▶ _Task goal_: Collect every line below that contains the word "Forderungen".

▶ _Provided records_:
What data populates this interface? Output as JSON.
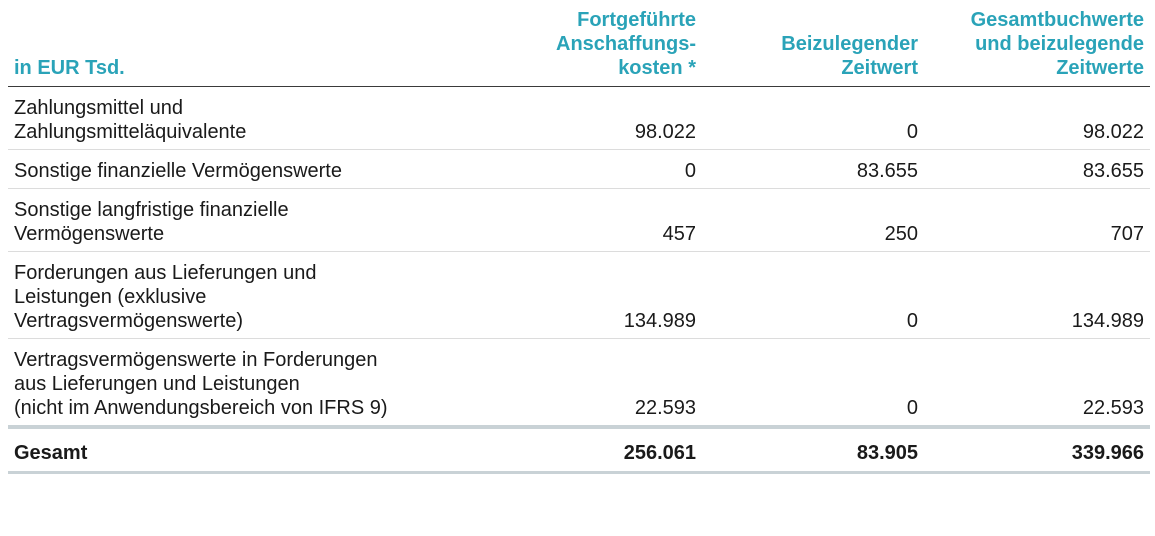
{
  "header": {
    "label": "in EUR Tsd.",
    "col1": "Fortgeführte\nAnschaffungs-\nkosten *",
    "col2": "Beizulegender\nZeitwert",
    "col3": "Gesamtbuchwerte\nund beizulegende\nZeitwerte"
  },
  "rows": [
    {
      "label": "Zahlungsmittel und\nZahlungsmitteläquivalente",
      "v1": "98.022",
      "v2": "0",
      "v3": "98.022"
    },
    {
      "label": "Sonstige finanzielle Vermögenswerte",
      "v1": "0",
      "v2": "83.655",
      "v3": "83.655"
    },
    {
      "label": "Sonstige langfristige finanzielle\nVermögenswerte",
      "v1": "457",
      "v2": "250",
      "v3": "707"
    },
    {
      "label": "Forderungen aus Lieferungen und\nLeistungen (exklusive\nVertragsvermögenswerte)",
      "v1": "134.989",
      "v2": "0",
      "v3": "134.989"
    },
    {
      "label": "Vertragsvermögenswerte in Forderungen\naus Lieferungen und Leistungen\n(nicht im Anwendungsbereich von IFRS 9)",
      "v1": "22.593",
      "v2": "0",
      "v3": "22.593"
    }
  ],
  "total": {
    "label": "Gesamt",
    "v1": "256.061",
    "v2": "83.905",
    "v3": "339.966"
  },
  "colors": {
    "header_text": "#2aa3b8",
    "total_rule": "#c9d2d6"
  }
}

▶ _Output for this exercise_:
      "label": "Forderungen aus Lieferungen und\nLeistungen (exklusive\nVertragsvermögenswerte)",
      "label": "Vertragsvermögenswerte in Forderungen\naus Lieferungen und Leistungen\n(nicht im Anwendungsbereich von IFRS 9)",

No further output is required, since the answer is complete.